=== Exercise prompt ===
Each entry below is to be extracted exactly.

— start —

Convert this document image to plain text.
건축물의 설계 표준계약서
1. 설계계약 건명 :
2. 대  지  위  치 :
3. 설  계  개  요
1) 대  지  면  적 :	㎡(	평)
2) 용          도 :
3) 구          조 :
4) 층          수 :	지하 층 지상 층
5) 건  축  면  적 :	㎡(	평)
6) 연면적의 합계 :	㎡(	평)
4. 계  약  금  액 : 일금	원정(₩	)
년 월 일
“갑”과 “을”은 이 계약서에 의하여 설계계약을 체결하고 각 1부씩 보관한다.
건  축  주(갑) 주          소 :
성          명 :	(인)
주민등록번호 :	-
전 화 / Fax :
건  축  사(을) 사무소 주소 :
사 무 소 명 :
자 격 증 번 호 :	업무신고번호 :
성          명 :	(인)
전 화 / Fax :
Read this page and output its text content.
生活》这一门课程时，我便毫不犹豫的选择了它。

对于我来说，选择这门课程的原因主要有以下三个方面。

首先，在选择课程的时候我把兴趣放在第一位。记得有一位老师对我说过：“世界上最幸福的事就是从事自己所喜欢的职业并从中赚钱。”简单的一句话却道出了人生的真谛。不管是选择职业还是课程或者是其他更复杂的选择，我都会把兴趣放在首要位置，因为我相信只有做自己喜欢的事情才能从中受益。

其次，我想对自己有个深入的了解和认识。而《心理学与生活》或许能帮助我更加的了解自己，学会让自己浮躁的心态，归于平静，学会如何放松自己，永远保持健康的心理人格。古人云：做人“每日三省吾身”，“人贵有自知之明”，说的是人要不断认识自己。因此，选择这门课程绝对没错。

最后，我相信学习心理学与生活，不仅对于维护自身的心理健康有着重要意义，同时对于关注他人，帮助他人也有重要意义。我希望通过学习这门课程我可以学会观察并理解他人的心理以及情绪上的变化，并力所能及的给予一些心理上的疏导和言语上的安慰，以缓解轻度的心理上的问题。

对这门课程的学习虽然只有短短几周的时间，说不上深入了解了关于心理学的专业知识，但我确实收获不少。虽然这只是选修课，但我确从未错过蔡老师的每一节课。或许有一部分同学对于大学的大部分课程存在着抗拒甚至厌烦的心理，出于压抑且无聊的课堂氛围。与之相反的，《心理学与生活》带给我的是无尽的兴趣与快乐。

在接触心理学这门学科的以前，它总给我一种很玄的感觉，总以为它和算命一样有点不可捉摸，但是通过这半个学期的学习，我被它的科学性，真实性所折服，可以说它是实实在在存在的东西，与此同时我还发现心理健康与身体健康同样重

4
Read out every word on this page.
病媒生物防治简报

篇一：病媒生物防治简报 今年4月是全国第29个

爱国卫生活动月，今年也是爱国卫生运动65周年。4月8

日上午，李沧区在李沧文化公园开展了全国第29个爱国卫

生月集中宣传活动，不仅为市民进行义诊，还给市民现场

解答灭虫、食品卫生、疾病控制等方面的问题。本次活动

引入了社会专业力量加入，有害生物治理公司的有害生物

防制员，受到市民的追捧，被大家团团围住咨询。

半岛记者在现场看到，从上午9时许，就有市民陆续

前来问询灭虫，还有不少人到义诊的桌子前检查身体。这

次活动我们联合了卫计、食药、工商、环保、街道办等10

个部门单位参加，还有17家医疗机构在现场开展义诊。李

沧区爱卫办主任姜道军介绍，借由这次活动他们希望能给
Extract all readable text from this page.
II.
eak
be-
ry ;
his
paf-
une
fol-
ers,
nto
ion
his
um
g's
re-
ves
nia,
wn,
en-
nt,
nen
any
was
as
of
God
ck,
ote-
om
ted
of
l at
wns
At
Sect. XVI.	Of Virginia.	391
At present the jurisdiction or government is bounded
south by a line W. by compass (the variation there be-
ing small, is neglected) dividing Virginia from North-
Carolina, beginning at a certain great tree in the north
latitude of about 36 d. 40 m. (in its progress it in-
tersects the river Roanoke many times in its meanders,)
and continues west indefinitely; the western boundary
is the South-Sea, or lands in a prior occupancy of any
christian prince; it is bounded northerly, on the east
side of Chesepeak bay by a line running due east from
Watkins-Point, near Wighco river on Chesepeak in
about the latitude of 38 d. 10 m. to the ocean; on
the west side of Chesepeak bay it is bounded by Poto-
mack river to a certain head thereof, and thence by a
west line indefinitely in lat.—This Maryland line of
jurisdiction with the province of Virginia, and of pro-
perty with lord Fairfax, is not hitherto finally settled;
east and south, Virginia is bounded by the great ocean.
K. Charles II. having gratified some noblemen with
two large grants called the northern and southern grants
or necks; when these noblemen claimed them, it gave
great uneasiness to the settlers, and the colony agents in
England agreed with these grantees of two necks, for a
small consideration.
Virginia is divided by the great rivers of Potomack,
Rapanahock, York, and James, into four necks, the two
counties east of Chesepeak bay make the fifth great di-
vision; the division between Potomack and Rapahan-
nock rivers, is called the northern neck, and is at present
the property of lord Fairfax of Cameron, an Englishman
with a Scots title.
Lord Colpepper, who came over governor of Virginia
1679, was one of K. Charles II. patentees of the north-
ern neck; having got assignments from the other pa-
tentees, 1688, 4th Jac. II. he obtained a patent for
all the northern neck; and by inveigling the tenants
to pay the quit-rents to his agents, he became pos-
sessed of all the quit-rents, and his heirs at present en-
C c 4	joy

— end —

=== Solution to this task ===
Convert this document image to plain text.
건축물의 설계 표준계약서
1. 설계계약 건명 :
2. 대  지  위  치 :
3. 설  계  개  요
1) 대  지  면  적 :	㎡(	평)
2) 용          도 :
3) 구          조 :
4) 층          수 :	지하 층 지상 층
5) 건  축  면  적 :	㎡(	평)
6) 연면적의 합계 :	㎡(	평)
4. 계  약  금  액 : 일금	원정(₩	)
년 월 일
“갑”과 “을”은 이 계약서에 의하여 설계계약을 체결하고 각 1부씩 보관한다.
건  축  주(갑) 주          소 :
성          명 :	(인)
주민등록번호 :	-
전 화 / Fax :
건  축  사(을) 사무소 주소 :
사 무 소 명 :
자 격 증 번 호 :	업무신고번호 :
성          명 :	(인)
전 화 / Fax :
Read this page and output its text content.
生活》这一门课程时，我便毫不犹豫的选择了它。

对于我来说，选择这门课程的原因主要有以下三个方面。

首先，在选择课程的时候我把兴趣放在第一位。记得有一位老师对我说过：“世界上最幸福的事就是从事自己所喜欢的职业并从中赚钱。”简单的一句话却道出了人生的真谛。不管是选择职业还是课程或者是其他更复杂的选择，我都会把兴趣放在首要位置，因为我相信只有做自己喜欢的事情才能从中受益。

其次，我想对自己有个深入的了解和认识。而《心理学与生活》或许能帮助我更加的了解自己，学会让自己浮躁的心态，归于平静，学会如何放松自己，永远保持健康的心理人格。古人云：做人“每日三省吾身”，“人贵有自知之明”，说的是人要不断认识自己。因此，选择这门课程绝对没错。

最后，我相信学习心理学与生活，不仅对于维护自身的心理健康有着重要意义，同时对于关注他人，帮助他人也有重要意义。我希望通过学习这门课程我可以学会观察并理解他人的心理以及情绪上的变化，并力所能及的给予一些心理上的疏导和言语上的安慰，以缓解轻度的心理上的问题。

对这门课程的学习虽然只有短短几周的时间，说不上深入了解了关于心理学的专业知识，但我确实收获不少。虽然这只是选修课，但我确从未错过蔡老师的每一节课。或许有一部分同学对于大学的大部分课程存在着抗拒甚至厌烦的心理，出于压抑且无聊的课堂氛围。与之相反的，《心理学与生活》带给我的是无尽的兴趣与快乐。

在接触心理学这门学科的以前，它总给我一种很玄的感觉，总以为它和算命一样有点不可捉摸，但是通过这半个学期的学习，我被它的科学性，真实性所折服，可以说它是实实在在存在的东西，与此同时我还发现心理健康与身体健康同样重

4
Read out every word on this page.
病媒生物防治简报

篇一：病媒生物防治简报 今年4月是全国第29个

爱国卫生活动月，今年也是爱国卫生运动65周年。4月8

日上午，李沧区在李沧文化公园开展了全国第29个爱国卫

生月集中宣传活动，不仅为市民进行义诊，还给市民现场

解答灭虫、食品卫生、疾病控制等方面的问题。本次活动

引入了社会专业力量加入，有害生物治理公司的有害生物

防制员，受到市民的追捧，被大家团团围住咨询。

半岛记者在现场看到，从上午9时许，就有市民陆续

前来问询灭虫，还有不少人到义诊的桌子前检查身体。这

次活动我们联合了卫计、食药、工商、环保、街道办等10

个部门单位参加，还有17家医疗机构在现场开展义诊。李

沧区爱卫办主任姜道军介绍，借由这次活动他们希望能给
Extract all readable text from this page.
II.
eak
be-
ry ;
his
paf-
une
fol-
ers,
nto
ion
his
um
g's
re-
ves
nia,
wn,
en-
nt,
nen
any
was
as
of
God
ck,
ote-
om
ted
of
l at
wns
At
Sect. XVI.	Of Virginia.	391
At present the jurisdiction or government is bounded
south by a line W. by compass (the variation there be-
ing small, is neglected) dividing Virginia from North-
Carolina, beginning at a certain great tree in the north
latitude of about 36 d. 40 m. (in its progress it in-
tersects the river Roanoke many times in its meanders,)
and continues west indefinitely; the western boundary
is the South-Sea, or lands in a prior occupancy of any
christian prince; it is bounded northerly, on the east
side of Chesepeak bay by a line running due east from
Watkins-Point, near Wighco river on Chesepeak in
about the latitude of 38 d. 10 m. to the ocean; on
the west side of Chesepeak bay it is bounded by Poto-
mack river to a certain head thereof, and thence by a
west line indefinitely in lat.—This Maryland line of
jurisdiction with the province of Virginia, and of pro-
perty with lord Fairfax, is not hitherto finally settled;
east and south, Virginia is bounded by the great ocean.
K. Charles II. having gratified some noblemen with
two large grants called the northern and southern grants
or necks; when these noblemen claimed them, it gave
great uneasiness to the settlers, and the colony agents in
England agreed with these grantees of two necks, for a
small consideration.
Virginia is divided by the great rivers of Potomack,
Rapanahock, York, and James, into four necks, the two
counties east of Chesepeak bay make the fifth great di-
vision; the division between Potomack and Rapahan-
nock rivers, is called the northern neck, and is at present
the property of lord Fairfax of Cameron, an Englishman
with a Scots title.
Lord Colpepper, who came over governor of Virginia
1679, was one of K. Charles II. patentees of the north-
ern neck; having got assignments from the other pa-
tentees, 1688, 4th Jac. II. he obtained a patent for
all the northern neck; and by inveigling the tenants
to pay the quit-rents to his agents, he became pos-
sessed of all the quit-rents, and his heirs at present en-
C c 4	joy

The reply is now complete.